— start Recorded information —

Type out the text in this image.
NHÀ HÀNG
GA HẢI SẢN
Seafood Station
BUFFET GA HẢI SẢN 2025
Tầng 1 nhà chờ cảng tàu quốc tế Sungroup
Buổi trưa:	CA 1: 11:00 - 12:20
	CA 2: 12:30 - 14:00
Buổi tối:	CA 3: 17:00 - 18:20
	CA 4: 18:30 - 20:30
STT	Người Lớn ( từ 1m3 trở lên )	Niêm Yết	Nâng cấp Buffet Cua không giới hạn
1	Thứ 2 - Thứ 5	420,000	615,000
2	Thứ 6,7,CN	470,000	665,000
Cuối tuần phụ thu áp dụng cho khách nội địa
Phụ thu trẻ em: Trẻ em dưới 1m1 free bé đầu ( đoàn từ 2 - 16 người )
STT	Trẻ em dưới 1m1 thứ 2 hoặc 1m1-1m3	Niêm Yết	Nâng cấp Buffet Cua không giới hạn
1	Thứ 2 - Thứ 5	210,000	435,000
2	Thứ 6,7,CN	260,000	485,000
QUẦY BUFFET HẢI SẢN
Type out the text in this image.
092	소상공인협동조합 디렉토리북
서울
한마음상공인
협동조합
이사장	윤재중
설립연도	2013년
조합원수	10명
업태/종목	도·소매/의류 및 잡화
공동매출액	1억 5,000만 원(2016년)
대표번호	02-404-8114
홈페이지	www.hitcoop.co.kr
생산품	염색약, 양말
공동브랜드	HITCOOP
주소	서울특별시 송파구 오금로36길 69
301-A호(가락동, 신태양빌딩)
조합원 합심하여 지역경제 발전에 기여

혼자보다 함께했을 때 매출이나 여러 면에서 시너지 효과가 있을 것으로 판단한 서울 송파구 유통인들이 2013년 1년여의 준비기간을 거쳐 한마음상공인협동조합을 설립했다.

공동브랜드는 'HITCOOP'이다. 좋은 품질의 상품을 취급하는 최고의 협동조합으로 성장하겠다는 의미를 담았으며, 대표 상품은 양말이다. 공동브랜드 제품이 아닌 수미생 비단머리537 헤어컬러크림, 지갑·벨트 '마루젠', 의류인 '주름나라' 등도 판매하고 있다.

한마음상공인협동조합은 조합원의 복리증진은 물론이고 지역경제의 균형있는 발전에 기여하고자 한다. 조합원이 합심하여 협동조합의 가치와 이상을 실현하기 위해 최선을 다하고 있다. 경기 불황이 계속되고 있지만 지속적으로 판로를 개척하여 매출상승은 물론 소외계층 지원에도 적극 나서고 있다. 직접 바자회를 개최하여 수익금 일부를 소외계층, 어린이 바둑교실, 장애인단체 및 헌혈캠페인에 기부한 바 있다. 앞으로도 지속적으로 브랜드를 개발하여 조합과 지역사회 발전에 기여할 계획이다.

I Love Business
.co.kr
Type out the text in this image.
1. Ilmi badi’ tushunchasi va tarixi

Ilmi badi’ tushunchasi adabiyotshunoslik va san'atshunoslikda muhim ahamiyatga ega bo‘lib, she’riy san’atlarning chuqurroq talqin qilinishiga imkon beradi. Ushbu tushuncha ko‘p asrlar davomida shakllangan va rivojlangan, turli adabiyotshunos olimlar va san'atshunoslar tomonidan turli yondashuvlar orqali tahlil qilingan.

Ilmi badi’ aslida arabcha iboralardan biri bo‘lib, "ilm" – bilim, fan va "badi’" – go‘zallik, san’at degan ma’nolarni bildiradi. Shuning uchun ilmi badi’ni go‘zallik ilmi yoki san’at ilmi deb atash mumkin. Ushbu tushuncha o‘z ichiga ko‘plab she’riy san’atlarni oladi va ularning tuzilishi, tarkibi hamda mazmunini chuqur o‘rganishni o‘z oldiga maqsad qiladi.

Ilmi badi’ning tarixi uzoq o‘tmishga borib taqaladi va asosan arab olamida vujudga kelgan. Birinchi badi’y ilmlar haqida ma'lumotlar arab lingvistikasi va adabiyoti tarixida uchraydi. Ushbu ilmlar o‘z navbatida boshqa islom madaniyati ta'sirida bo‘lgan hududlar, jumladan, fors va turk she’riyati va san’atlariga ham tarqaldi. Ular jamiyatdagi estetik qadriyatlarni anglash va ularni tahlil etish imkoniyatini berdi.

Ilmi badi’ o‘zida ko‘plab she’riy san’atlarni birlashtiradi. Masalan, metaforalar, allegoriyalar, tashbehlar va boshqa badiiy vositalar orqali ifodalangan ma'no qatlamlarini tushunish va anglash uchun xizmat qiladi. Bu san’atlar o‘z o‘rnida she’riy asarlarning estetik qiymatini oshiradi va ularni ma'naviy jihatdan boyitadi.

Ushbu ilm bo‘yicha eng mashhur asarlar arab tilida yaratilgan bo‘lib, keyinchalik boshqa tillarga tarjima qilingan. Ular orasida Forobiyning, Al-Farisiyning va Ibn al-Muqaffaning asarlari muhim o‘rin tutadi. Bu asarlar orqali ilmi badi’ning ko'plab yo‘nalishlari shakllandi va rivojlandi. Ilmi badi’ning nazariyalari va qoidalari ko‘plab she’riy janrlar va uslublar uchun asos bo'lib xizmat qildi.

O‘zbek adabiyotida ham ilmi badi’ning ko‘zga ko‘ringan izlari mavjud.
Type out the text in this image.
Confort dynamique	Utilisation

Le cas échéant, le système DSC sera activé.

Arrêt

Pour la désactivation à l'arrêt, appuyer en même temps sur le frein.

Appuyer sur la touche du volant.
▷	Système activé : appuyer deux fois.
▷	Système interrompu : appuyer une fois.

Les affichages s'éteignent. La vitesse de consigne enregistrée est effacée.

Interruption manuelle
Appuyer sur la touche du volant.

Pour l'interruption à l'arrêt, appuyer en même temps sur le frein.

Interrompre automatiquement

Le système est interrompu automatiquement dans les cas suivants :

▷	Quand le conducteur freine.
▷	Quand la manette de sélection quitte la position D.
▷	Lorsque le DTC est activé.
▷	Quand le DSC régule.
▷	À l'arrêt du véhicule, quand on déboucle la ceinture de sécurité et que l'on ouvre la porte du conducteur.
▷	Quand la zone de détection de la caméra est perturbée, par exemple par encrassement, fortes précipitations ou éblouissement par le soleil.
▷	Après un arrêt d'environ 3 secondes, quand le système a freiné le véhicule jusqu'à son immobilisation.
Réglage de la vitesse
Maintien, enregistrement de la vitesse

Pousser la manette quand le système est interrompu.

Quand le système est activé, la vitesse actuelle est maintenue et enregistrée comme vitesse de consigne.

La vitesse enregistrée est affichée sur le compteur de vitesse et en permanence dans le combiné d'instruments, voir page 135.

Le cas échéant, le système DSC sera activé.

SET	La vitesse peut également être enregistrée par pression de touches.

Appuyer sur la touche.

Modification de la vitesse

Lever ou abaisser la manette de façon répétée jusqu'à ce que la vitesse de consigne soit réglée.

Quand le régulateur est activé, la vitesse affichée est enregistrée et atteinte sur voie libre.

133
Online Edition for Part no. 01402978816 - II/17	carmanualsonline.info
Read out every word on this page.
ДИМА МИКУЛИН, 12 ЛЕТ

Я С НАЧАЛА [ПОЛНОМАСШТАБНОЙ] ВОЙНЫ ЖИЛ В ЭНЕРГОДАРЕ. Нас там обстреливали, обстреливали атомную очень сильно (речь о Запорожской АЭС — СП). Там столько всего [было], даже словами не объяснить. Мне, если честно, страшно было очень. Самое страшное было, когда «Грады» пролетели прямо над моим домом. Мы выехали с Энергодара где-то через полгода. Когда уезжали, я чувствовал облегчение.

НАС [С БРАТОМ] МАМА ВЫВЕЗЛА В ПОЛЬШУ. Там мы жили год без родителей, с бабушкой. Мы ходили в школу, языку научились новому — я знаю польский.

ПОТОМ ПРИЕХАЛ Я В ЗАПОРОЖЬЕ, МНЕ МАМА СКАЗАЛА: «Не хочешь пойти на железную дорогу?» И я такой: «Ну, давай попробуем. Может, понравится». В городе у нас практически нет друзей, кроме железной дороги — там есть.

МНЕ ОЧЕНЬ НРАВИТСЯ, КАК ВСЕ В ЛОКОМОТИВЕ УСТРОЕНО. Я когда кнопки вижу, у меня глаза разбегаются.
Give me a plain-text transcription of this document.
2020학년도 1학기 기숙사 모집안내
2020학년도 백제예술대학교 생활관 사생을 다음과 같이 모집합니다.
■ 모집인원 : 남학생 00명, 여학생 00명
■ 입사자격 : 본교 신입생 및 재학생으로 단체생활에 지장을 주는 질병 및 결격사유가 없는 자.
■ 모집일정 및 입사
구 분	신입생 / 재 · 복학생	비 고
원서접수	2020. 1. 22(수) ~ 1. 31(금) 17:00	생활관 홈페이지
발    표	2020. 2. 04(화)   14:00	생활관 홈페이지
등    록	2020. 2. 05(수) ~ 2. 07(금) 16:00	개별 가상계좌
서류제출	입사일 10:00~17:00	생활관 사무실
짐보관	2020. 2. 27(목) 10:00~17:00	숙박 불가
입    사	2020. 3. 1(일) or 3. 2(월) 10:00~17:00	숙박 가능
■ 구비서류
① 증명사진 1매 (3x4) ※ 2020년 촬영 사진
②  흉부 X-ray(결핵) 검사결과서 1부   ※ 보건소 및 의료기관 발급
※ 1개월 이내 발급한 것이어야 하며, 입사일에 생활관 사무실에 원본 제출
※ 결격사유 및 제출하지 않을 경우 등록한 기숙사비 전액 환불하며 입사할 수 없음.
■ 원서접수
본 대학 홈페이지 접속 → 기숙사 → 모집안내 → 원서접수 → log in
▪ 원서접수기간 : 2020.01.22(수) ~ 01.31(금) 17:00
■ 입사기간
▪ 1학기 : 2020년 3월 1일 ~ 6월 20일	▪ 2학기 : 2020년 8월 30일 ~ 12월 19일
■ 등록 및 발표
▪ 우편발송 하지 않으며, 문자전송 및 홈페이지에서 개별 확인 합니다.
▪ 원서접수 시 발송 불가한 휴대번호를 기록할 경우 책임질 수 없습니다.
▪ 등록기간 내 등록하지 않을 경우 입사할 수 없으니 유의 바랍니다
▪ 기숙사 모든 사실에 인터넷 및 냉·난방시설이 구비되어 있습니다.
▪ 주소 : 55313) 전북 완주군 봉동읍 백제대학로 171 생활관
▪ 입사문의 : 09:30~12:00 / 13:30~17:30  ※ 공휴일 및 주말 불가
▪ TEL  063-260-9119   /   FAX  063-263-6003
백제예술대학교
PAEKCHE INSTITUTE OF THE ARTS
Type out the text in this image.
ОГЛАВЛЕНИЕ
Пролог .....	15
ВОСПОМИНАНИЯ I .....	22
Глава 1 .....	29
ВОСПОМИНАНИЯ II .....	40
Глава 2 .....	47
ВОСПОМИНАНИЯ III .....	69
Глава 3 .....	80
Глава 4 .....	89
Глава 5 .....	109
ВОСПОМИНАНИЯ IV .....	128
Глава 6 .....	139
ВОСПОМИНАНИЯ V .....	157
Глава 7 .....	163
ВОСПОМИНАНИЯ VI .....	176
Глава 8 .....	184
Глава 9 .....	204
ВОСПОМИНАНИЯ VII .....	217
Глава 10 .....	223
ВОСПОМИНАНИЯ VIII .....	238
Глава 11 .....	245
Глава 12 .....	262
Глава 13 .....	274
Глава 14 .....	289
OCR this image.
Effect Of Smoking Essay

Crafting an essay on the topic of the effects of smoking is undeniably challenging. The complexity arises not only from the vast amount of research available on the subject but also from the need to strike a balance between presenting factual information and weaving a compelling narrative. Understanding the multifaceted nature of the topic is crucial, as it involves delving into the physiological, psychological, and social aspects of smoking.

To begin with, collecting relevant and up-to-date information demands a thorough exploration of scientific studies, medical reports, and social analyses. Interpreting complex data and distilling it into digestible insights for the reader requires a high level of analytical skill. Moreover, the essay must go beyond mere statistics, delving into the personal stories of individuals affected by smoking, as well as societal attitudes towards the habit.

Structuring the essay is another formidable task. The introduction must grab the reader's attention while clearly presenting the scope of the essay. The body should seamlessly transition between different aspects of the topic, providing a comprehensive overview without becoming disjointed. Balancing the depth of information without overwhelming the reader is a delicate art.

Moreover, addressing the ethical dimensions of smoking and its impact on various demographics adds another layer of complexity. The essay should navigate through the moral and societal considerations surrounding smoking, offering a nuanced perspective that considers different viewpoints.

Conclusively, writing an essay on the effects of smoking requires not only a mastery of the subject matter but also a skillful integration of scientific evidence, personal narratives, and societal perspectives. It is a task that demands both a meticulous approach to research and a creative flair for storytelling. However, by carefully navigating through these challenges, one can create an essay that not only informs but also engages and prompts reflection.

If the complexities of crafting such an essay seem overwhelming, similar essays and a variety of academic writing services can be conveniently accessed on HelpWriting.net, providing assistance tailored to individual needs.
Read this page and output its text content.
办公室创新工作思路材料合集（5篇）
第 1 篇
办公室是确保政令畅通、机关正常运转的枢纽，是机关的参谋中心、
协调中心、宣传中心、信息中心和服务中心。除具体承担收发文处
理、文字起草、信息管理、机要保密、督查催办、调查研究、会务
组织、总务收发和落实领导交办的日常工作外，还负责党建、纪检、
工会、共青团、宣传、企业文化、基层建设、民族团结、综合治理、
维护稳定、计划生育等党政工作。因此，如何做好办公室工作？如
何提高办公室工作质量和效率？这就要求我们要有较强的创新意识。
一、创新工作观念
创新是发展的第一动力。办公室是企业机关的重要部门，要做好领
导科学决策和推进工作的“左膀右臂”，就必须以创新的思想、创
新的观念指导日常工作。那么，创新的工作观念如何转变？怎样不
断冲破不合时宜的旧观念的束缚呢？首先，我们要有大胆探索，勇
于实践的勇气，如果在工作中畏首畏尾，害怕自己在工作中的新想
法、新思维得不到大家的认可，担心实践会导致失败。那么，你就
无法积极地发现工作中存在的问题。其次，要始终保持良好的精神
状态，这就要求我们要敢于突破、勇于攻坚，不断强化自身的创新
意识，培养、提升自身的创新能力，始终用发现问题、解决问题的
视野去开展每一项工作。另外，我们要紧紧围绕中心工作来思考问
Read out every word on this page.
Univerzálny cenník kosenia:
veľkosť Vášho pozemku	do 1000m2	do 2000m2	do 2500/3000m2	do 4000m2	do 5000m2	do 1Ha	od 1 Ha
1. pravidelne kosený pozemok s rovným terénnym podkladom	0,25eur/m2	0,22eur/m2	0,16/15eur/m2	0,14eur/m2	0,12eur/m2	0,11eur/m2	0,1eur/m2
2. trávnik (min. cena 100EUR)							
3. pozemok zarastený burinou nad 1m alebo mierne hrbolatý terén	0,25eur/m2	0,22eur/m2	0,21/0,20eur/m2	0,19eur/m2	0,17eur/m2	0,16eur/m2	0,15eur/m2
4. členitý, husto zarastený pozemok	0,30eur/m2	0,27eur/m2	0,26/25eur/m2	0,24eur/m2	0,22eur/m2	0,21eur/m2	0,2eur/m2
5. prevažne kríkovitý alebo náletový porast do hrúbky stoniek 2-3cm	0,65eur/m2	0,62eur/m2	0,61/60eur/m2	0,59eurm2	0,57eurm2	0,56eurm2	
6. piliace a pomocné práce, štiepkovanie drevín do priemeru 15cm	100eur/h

— end Recorded information —

Exact repetition is required for the lines from the one that contains "Read this page and output its text content." through the final line; leave out everything else.

Complete output:
Read this page and output its text content.
办公室创新工作思路材料合集（5篇）
第 1 篇
办公室是确保政令畅通、机关正常运转的枢纽，是机关的参谋中心、
协调中心、宣传中心、信息中心和服务中心。除具体承担收发文处
理、文字起草、信息管理、机要保密、督查催办、调查研究、会务
组织、总务收发和落实领导交办的日常工作外，还负责党建、纪检、
工会、共青团、宣传、企业文化、基层建设、民族团结、综合治理、
维护稳定、计划生育等党政工作。因此，如何做好办公室工作？如
何提高办公室工作质量和效率？这就要求我们要有较强的创新意识。
一、创新工作观念
创新是发展的第一动力。办公室是企业机关的重要部门，要做好领
导科学决策和推进工作的“左膀右臂”，就必须以创新的思想、创
新的观念指导日常工作。那么，创新的工作观念如何转变？怎样不
断冲破不合时宜的旧观念的束缚呢？首先，我们要有大胆探索，勇
于实践的勇气，如果在工作中畏首畏尾，害怕自己在工作中的新想
法、新思维得不到大家的认可，担心实践会导致失败。那么，你就
无法积极地发现工作中存在的问题。其次，要始终保持良好的精神
状态，这就要求我们要敢于突破、勇于攻坚，不断强化自身的创新
意识，培养、提升自身的创新能力，始终用发现问题、解决问题的
视野去开展每一项工作。另外，我们要紧紧围绕中心工作来思考问
Read out every word on this page.
Univerzálny cenník kosenia:
veľkosť Vášho pozemku	do 1000m2	do 2000m2	do 2500/3000m2	do 4000m2	do 5000m2	do 1Ha	od 1 Ha
1. pravidelne kosený pozemok s rovným terénnym podkladom	0,25eur/m2	0,22eur/m2	0,16/15eur/m2	0,14eur/m2	0,12eur/m2	0,11eur/m2	0,1eur/m2
2. trávnik (min. cena 100EUR)							
3. pozemok zarastený burinou nad 1m alebo mierne hrbolatý terén	0,25eur/m2	0,22eur/m2	0,21/0,20eur/m2	0,19eur/m2	0,17eur/m2	0,16eur/m2	0,15eur/m2
4. členitý, husto zarastený pozemok	0,30eur/m2	0,27eur/m2	0,26/25eur/m2	0,24eur/m2	0,22eur/m2	0,21eur/m2	0,2eur/m2
5. prevažne kríkovitý alebo náletový porast do hrúbky stoniek 2-3cm	0,65eur/m2	0,62eur/m2	0,61/60eur/m2	0,59eurm2	0,57eurm2	0,56eurm2	
6. piliace a pomocné práce, štiepkovanie drevín do priemeru 15cm	100eur/h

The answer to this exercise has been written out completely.